* [EXTRACT TO READ]:
• • •

The seductions of Boris Johnson: hot air as political strategy

0 comments | 7 shares

Estimated reading time: 5 minutes

candida yatesBoris Johnson’s public persona has been carefully honed over the years, writes Candida Yates (Bournemouth University). Most male politicians have been paternalistic in style: the new PM has instead sought to resemble a fraternal figure, who conjures up a nostalgic irreverence for authority.

Last week, an inflatable ‘Boris blimp’ could be seen floating over London as thousands marched against Brexit and Boris Johnson. Now he has been crowned the Conservative party leader and Prime Minister. As with Donald Trump, who was also given the blimp treatment on a visit to London, there are similarities between the ‘real’ Johnson and his inflatable double – both signifying emptiness and plastic superficiality buoyed up by an inflated sense of self-worth. It is not surprising that Johnson, who resembles a kind of toy with whom the electorate can play, lends himself so well to the comical blow-up doll floating above the crowds, inflated by so much hot air.

boris johnson
Boris Johnson visits Birmingham on 26 July 2019. Photo: Number 10 via a CC-BY-NC-SA 2.0 licence

The performative, upbeat style of Johnson’s leadership campaign – as optimist, blagger and loveable rogue – represents a continuation of the public image he has built up over the years. His communication skills have been honed in various media and political settings, and his celebrity status is such that he is regarded as ‘political box office’ (Channel 4, 2019). Johnson continues to draw on the familiar, playful routines that worked so well for him during his time as London mayor (2008-16), a period which he regularly cites in interviews. Given his woeful record as foreign secretary (2016-18), one might even see that period in City Hall as his heyday – despite reports of his ‘baffling’ incompetence with regard to financial expenditure and other matters (Jenkins, 2019). While his charismatic public image enabled him to shore up his power base in his bid to become party leader and PM, it is not always easy to square his professional ambition with his comical masquerade and public reputation.

His seemingly authentic and spontaneous, unspun qualities as a fearless ‘can-do’ politician have been key to his ability to connect with the public, and his recourse to the language of ‘feeling good’ also reflects the close relationship between the performativity of celebrity politicians and the emotionalisation of politics today (Yates, 2019). The ways in which certain sections of the electorate relate to and identify with politicians such as Johnson provide further examples of such emotive processes at work. Deploying a psychodynamic analysis of the emotional investment in Johnson as a populist politician allows us to understand the structures of feeling that shape his appeal, and also the affective dynamics of contemporary political culture more widely.

• • •

[Records]
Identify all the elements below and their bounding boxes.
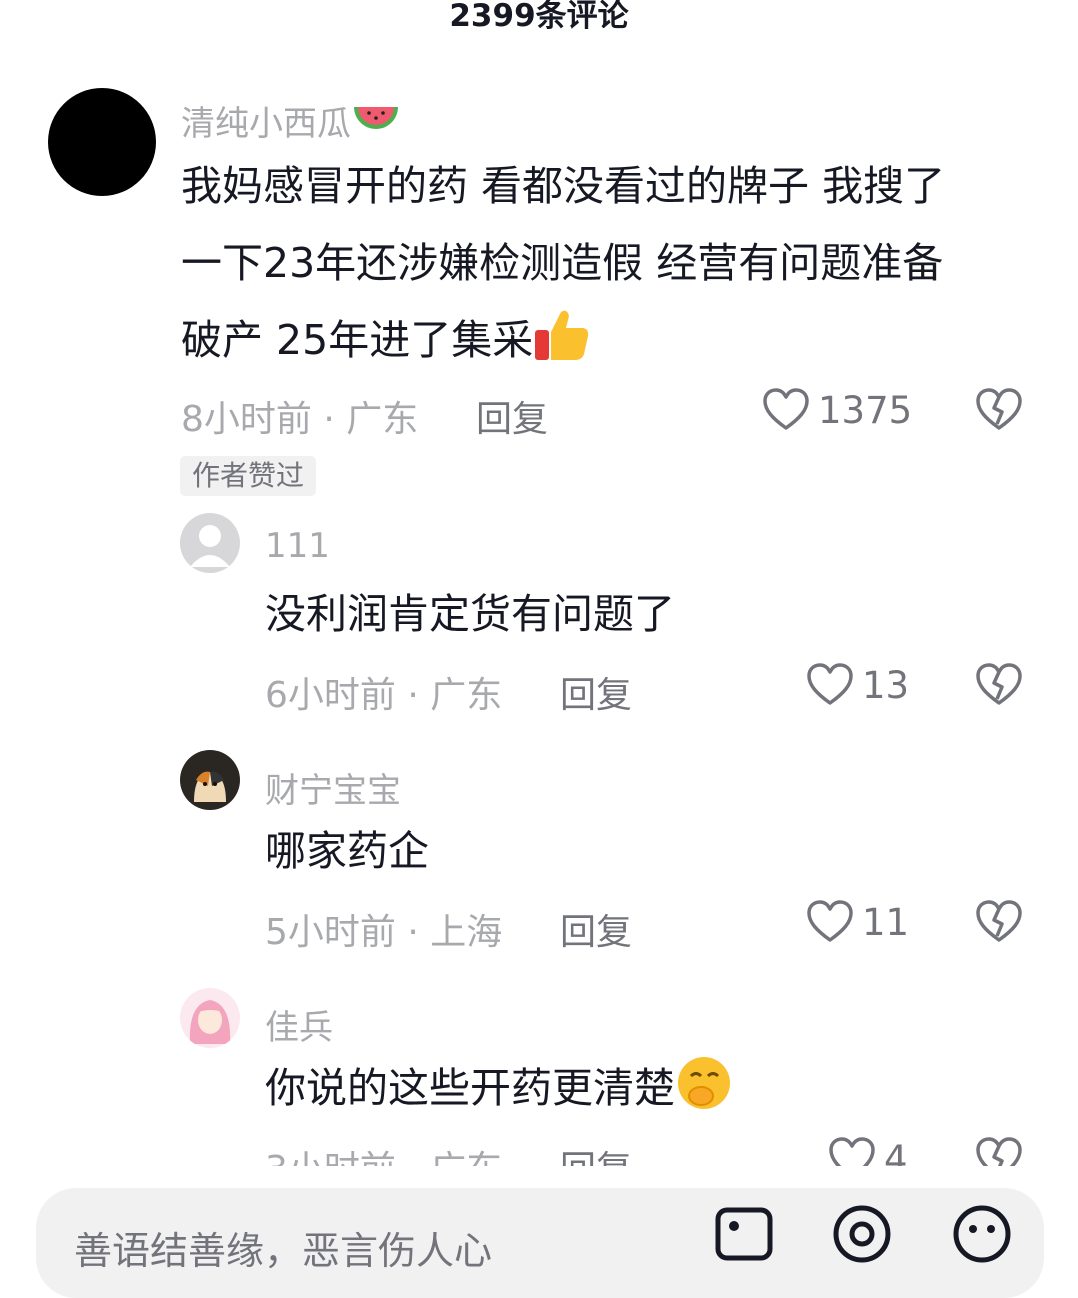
- watermelon-icon: [354, 107, 398, 129]
- comment-line-2: 一下23年还涉嫌检测造假 经营有问题准备: [181, 239, 944, 287]
- cat-avatar-icon: [194, 771, 226, 802]
- hand-over-mouth-emoji-icon: [678, 1057, 730, 1109]
- avatar[interactable]: [180, 988, 240, 1048]
- reply-username[interactable]: 佳兵: [265, 1000, 333, 1049]
- reply-text: 你说的这些开药更清楚: [265, 1050, 733, 1127]
- broken-heart-icon: [976, 663, 1022, 705]
- like-button[interactable]: 4: [828, 1135, 908, 1166]
- reply-time-location: 6小时前 · 广东: [265, 675, 503, 716]
- reply-username[interactable]: 财宁宝宝: [265, 763, 401, 812]
- comment-input-placeholder[interactable]: 善语结善缘，恶言伤人心: [74, 1220, 492, 1275]
- like-button[interactable]: 13: [806, 661, 909, 709]
- emoji-icon[interactable]: [950, 1202, 1014, 1266]
- comment-count-title: 2399条评论: [449, 0, 629, 34]
- heart-icon: [807, 663, 853, 705]
- reply-text: 没利润肯定货有问题了: [265, 590, 675, 638]
- heart-icon: [829, 1137, 875, 1166]
- broken-heart-icon: [976, 388, 1022, 430]
- reply-text: 哪家药企: [265, 827, 429, 875]
- avatar[interactable]: [180, 750, 240, 810]
- dislike-button[interactable]: [975, 898, 1023, 950]
- thumbs-up-icon: [535, 310, 589, 360]
- like-count: 13: [862, 663, 910, 707]
- author-liked-badge: 作者赞过: [180, 456, 317, 496]
- image-icon[interactable]: [712, 1202, 776, 1266]
- reply-button[interactable]: 回复: [560, 1140, 632, 1166]
- dislike-button[interactable]: [975, 661, 1023, 713]
- reply-button[interactable]: 回复: [560, 903, 632, 955]
- like-count: 1375: [818, 388, 913, 432]
- broken-heart-icon: [976, 900, 1022, 942]
- anime-girl-avatar-icon: [189, 1000, 231, 1044]
- avatar[interactable]: [180, 513, 240, 573]
- at-mention-icon[interactable]: [830, 1202, 894, 1266]
- comment-list[interactable]: 2399条评论 清纯小西瓜 我妈感冒开的药 看都没看过的牌子 我搜了 一下23年…: [0, 0, 1078, 1166]
- comment-text: 我妈感冒开的药 看都没看过的牌子 我搜了 一下23年还涉嫌检测造假 经营有问题准…: [181, 148, 1041, 379]
- like-count: 11: [862, 900, 910, 944]
- dislike-button[interactable]: [975, 386, 1023, 438]
- like-count: 4: [884, 1137, 908, 1167]
- username-text: 清纯小西瓜: [181, 104, 351, 144]
- reply-text-content: 你说的这些开药更清楚: [265, 1064, 675, 1112]
- comment-input-bar[interactable]: 善语结善缘，恶言伤人心: [36, 1188, 1044, 1298]
- reply-button[interactable]: 回复: [476, 390, 548, 442]
- comment-time-location: 8小时前 · 广东: [181, 399, 419, 440]
- broken-heart-icon: [976, 1137, 1022, 1166]
- reply-username[interactable]: 111: [265, 526, 330, 566]
- heart-icon: [807, 900, 853, 942]
- comment-line-3-wrap: 破产 25年进了集采: [181, 302, 1041, 379]
- avatar[interactable]: [48, 88, 156, 196]
- comment-line-3: 破产 25年进了集采: [181, 316, 534, 364]
- reply-time-location: 3小时前 · 广东: [265, 1140, 502, 1166]
- reply-time-location: 5小时前 · 上海: [265, 912, 503, 953]
- like-button[interactable]: 11: [806, 898, 909, 946]
- default-avatar-icon: [190, 525, 230, 567]
- reply-button[interactable]: 回复: [560, 666, 632, 718]
- dislike-button[interactable]: [975, 1135, 1023, 1166]
- heart-icon: [763, 388, 809, 430]
- like-button[interactable]: 1375: [762, 386, 912, 434]
- comment-username[interactable]: 清纯小西瓜: [181, 96, 401, 145]
- comment-line-1: 我妈感冒开的药 看都没看过的牌子 我搜了: [181, 162, 946, 210]
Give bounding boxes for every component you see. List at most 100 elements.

• • •

* [WRITTEN TASKS]:
1. In the article on Boris Johnson, which years are given for his time as London mayor?
2. Update the records from the line holding "- watermelon-icon: [354, 107, 398, 129]" through the line holding "- image-icon[interactable]: [712, 1202, 776, 1266]", inclusive, changing "dislike-button" to "downvote-button". Return only those lines.
The text and the records are separate, unrelated pieces of material.

* [ANSWERS TO THE EXERCISE]:
1. 2008 to 2016.

2.
- watermelon-icon: [354, 107, 398, 129]
- comment-line-2: 一下23年还涉嫌检测造假 经营有问题准备: [181, 239, 944, 287]
- cat-avatar-icon: [194, 771, 226, 802]
- hand-over-mouth-emoji-icon: [678, 1057, 730, 1109]
- avatar[interactable]: [180, 988, 240, 1048]
- reply-username[interactable]: 佳兵: [265, 1000, 333, 1049]
- reply-text: 你说的这些开药更清楚: [265, 1050, 733, 1127]
- broken-heart-icon: [976, 663, 1022, 705]
- like-button[interactable]: 4: [828, 1135, 908, 1166]
- reply-time-location: 6小时前 · 广东: [265, 675, 503, 716]
- reply-username[interactable]: 财宁宝宝: [265, 763, 401, 812]
- comment-input-placeholder[interactable]: 善语结善缘，恶言伤人心: [74, 1220, 492, 1275]
- like-button[interactable]: 13: [806, 661, 909, 709]
- emoji-icon[interactable]: [950, 1202, 1014, 1266]
- comment-count-title: 2399条评论: [449, 0, 629, 34]
- heart-icon: [807, 663, 853, 705]
- reply-text: 没利润肯定货有问题了: [265, 590, 675, 638]
- heart-icon: [829, 1137, 875, 1166]
- broken-heart-icon: [976, 388, 1022, 430]
- reply-text: 哪家药企: [265, 827, 429, 875]
- avatar[interactable]: [180, 750, 240, 810]
- downvote-button[interactable]: [975, 898, 1023, 950]
- thumbs-up-icon: [535, 310, 589, 360]
- like-count: 13: [862, 663, 910, 707]
- author-liked-badge: 作者赞过: [180, 456, 317, 496]
- image-icon[interactable]: [712, 1202, 776, 1266]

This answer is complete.